## Supplied data
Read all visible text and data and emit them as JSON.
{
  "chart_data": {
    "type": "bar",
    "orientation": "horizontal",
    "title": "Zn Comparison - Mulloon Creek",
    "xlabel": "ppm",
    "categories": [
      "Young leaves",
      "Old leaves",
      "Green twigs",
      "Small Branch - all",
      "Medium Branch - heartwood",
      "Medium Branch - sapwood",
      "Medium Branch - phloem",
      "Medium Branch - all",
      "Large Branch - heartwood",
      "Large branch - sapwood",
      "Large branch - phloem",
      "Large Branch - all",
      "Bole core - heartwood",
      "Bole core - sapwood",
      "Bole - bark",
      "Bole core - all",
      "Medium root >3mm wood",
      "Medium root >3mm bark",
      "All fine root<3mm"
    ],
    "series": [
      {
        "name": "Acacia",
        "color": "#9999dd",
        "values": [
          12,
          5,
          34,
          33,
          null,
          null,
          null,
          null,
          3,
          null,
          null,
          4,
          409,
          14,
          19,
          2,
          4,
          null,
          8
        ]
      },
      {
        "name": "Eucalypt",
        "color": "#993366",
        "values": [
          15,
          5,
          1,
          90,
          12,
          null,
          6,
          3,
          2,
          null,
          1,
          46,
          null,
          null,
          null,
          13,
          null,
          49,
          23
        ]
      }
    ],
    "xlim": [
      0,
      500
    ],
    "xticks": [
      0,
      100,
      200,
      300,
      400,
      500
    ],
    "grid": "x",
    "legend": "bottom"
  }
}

## What you will do
Give the data again, exactly as it stands.

## Exercise result
Read all visible text and data and emit them as JSON.
{
  "chart_data": {
    "type": "bar",
    "orientation": "horizontal",
    "title": "Zn Comparison - Mulloon Creek",
    "xlabel": "ppm",
    "categories": [
      "Young leaves",
      "Old leaves",
      "Green twigs",
      "Small Branch - all",
      "Medium Branch - heartwood",
      "Medium Branch - sapwood",
      "Medium Branch - phloem",
      "Medium Branch - all",
      "Large Branch - heartwood",
      "Large branch - sapwood",
      "Large branch - phloem",
      "Large Branch - all",
      "Bole core - heartwood",
      "Bole core - sapwood",
      "Bole - bark",
      "Bole core - all",
      "Medium root >3mm wood",
      "Medium root >3mm bark",
      "All fine root<3mm"
    ],
    "series": [
      {
        "name": "Acacia",
        "color": "#9999dd",
        "values": [
          12,
          5,
          34,
          33,
          null,
          null,
          null,
          null,
          3,
          null,
          null,
          4,
          409,
          14,
          19,
          2,
          4,
          null,
          8
        ]
      },
      {
        "name": "Eucalypt",
        "color": "#993366",
        "values": [
          15,
          5,
          1,
          90,
          12,
          null,
          6,
          3,
          2,
          null,
          1,
          46,
          null,
          null,
          null,
          13,
          null,
          49,
          23
        ]
      }
    ],
    "xlim": [
      0,
      500
    ],
    "xticks": [
      0,
      100,
      200,
      300,
      400,
      500
    ],
    "grid": "x",
    "legend": "bottom"
  }
}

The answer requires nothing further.